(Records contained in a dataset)
· · ·

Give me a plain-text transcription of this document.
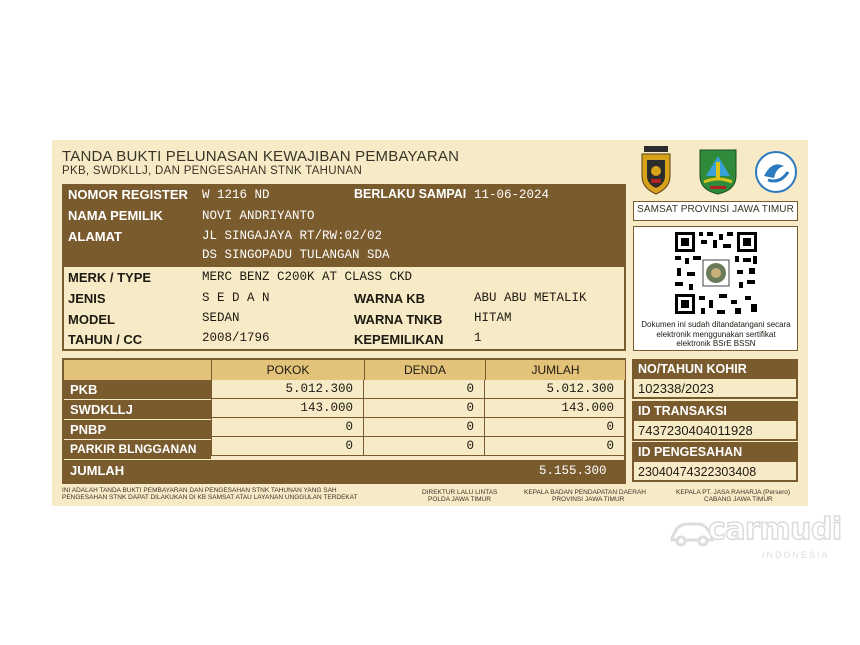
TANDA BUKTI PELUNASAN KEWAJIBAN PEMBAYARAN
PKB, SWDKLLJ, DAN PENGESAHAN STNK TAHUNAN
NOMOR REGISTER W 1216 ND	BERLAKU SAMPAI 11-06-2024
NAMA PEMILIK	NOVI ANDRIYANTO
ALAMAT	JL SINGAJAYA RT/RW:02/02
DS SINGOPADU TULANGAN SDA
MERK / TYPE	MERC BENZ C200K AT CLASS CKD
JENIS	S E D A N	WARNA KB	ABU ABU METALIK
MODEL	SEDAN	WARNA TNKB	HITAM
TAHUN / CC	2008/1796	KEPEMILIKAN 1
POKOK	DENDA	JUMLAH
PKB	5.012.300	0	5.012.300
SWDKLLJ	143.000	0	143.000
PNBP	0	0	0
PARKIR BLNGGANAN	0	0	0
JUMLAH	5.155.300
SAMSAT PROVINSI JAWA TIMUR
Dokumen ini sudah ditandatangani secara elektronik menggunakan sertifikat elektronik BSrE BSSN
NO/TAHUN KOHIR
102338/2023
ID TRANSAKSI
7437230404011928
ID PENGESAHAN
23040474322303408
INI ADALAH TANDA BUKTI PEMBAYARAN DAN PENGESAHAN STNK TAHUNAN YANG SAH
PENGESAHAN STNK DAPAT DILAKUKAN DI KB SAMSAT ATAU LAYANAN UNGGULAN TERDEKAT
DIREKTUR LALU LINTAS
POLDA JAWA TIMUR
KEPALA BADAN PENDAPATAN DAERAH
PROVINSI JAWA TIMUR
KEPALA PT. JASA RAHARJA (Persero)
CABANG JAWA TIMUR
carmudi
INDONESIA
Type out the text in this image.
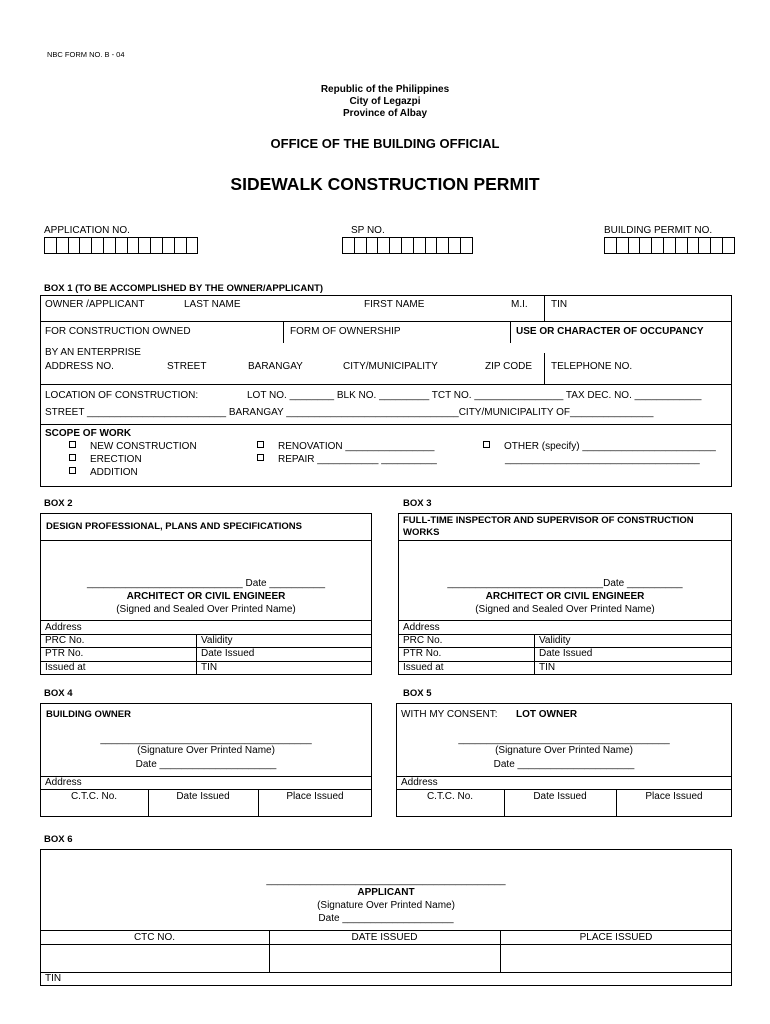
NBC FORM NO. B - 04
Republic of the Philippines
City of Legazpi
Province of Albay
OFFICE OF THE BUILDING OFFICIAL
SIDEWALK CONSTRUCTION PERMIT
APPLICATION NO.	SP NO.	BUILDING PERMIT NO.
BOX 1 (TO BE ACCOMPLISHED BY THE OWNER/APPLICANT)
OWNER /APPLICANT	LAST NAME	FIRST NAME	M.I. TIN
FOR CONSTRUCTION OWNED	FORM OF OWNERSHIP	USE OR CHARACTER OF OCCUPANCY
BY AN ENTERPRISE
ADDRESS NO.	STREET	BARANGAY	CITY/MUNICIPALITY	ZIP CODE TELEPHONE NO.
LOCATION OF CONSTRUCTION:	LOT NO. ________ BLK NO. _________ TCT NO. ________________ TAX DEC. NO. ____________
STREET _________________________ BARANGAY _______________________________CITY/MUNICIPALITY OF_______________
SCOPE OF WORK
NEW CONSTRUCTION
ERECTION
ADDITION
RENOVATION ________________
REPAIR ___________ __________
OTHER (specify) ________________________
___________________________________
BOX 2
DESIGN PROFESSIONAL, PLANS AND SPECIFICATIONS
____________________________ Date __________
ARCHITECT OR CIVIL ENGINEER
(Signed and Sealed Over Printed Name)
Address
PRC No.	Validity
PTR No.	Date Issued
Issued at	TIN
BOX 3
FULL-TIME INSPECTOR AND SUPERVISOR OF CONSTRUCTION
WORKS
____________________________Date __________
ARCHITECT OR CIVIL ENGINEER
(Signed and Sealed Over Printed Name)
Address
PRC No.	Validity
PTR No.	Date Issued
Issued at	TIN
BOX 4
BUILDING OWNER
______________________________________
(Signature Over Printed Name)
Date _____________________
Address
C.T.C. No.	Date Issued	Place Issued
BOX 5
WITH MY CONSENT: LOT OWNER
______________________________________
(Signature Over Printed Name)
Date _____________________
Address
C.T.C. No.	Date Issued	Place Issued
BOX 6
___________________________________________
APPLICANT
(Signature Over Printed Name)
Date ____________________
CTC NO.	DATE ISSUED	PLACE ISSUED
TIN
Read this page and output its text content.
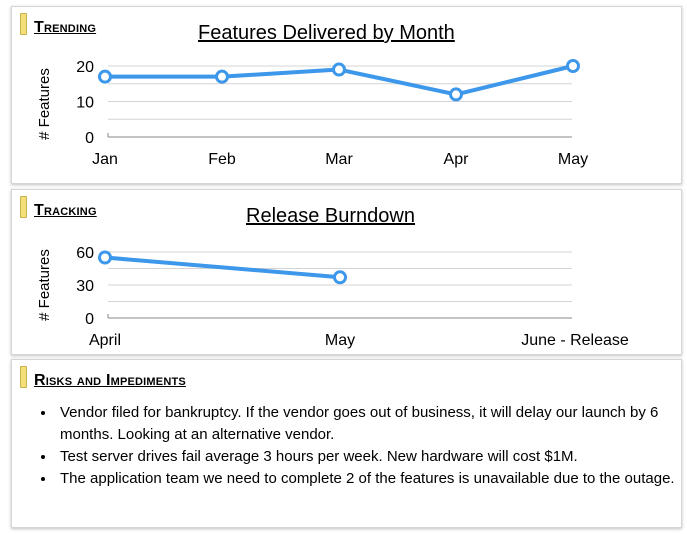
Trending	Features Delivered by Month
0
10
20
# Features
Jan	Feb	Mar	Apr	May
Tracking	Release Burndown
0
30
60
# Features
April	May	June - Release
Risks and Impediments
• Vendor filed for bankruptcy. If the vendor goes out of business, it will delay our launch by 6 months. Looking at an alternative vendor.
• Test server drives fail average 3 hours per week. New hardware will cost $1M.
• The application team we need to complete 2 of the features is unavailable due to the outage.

· · ·

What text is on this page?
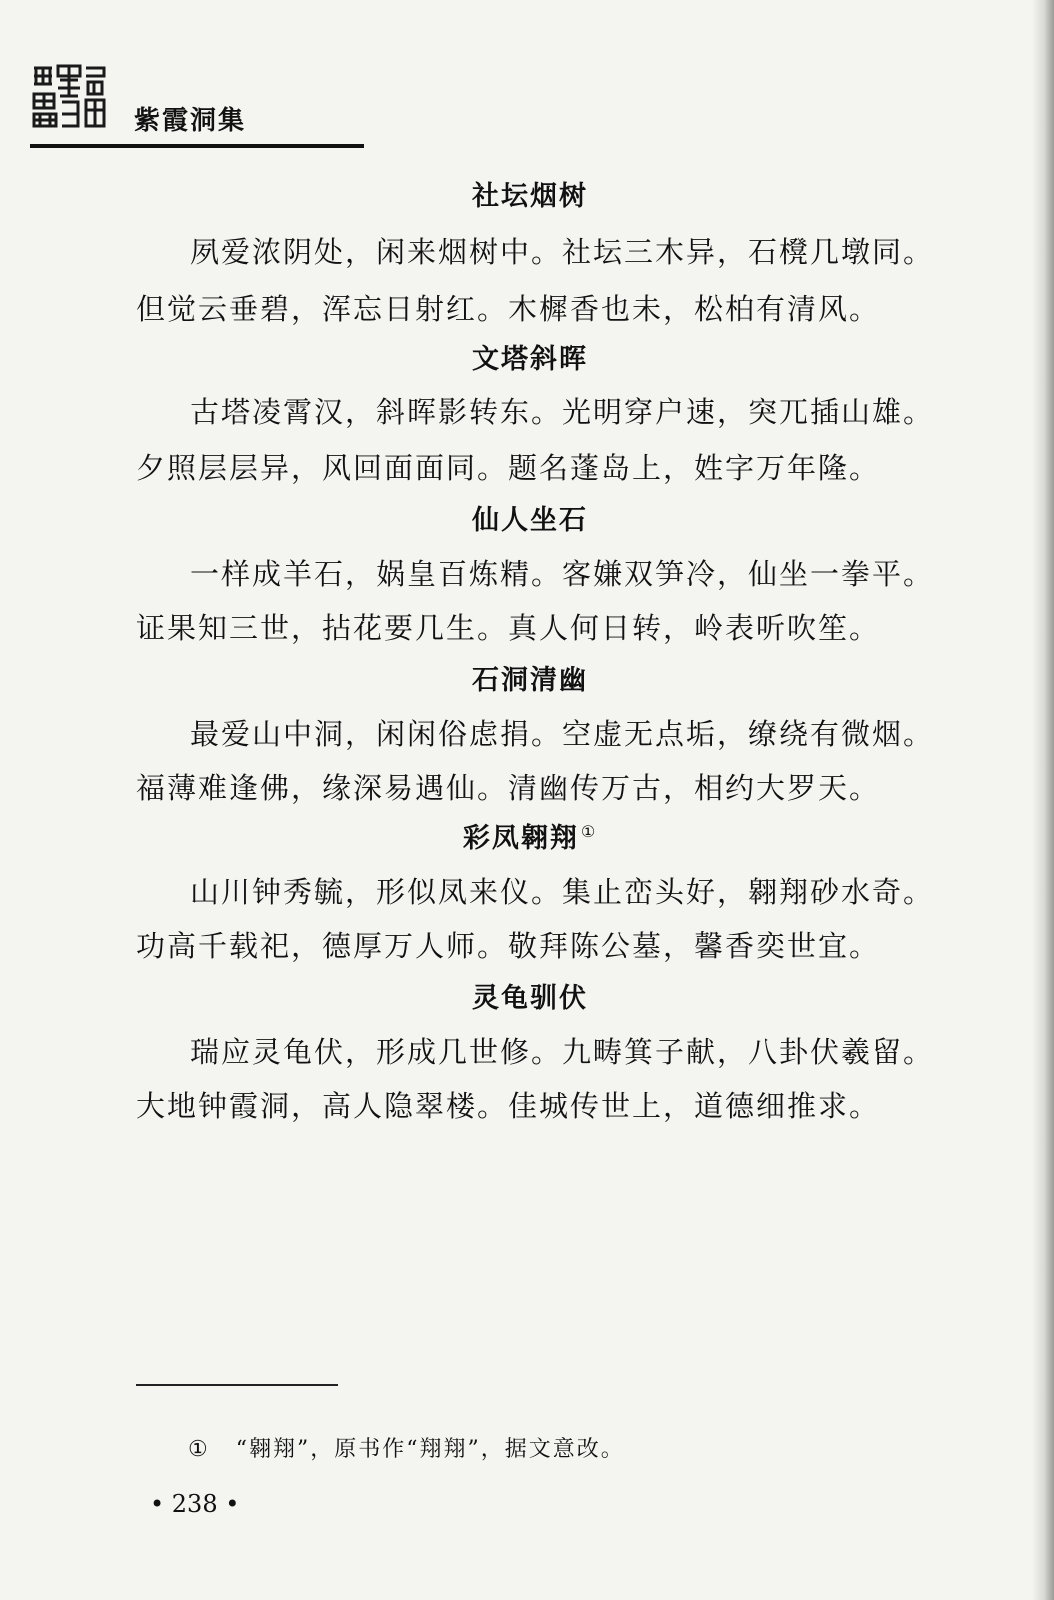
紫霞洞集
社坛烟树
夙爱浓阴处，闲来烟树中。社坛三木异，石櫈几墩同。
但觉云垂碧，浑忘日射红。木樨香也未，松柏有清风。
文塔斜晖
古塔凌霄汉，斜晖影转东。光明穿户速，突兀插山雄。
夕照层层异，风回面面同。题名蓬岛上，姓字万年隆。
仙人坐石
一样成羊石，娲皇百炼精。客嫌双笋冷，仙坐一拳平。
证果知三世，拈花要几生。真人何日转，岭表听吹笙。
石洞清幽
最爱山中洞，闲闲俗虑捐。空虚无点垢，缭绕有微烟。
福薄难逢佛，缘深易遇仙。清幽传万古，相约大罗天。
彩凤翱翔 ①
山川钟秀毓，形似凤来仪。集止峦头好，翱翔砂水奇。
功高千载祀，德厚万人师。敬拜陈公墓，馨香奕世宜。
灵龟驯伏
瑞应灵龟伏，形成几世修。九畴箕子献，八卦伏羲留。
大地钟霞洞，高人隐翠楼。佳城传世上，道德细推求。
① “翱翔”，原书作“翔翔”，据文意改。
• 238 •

· · ·

## Your goal
Within the listing above, find every line containing the string "CONSTRUCTION" and return it.

## Solution to this exercise
SIDEWALK CONSTRUCTION PERMIT
FOR CONSTRUCTION OWNED	FORM OF OWNERSHIP	USE OR CHARACTER OF OCCUPANCY
LOCATION OF CONSTRUCTION:	LOT NO. ________ BLK NO. _________ TCT NO. ________________ TAX DEC. NO. ____________
NEW CONSTRUCTION
FULL-TIME INSPECTOR AND SUPERVISOR OF CONSTRUCTION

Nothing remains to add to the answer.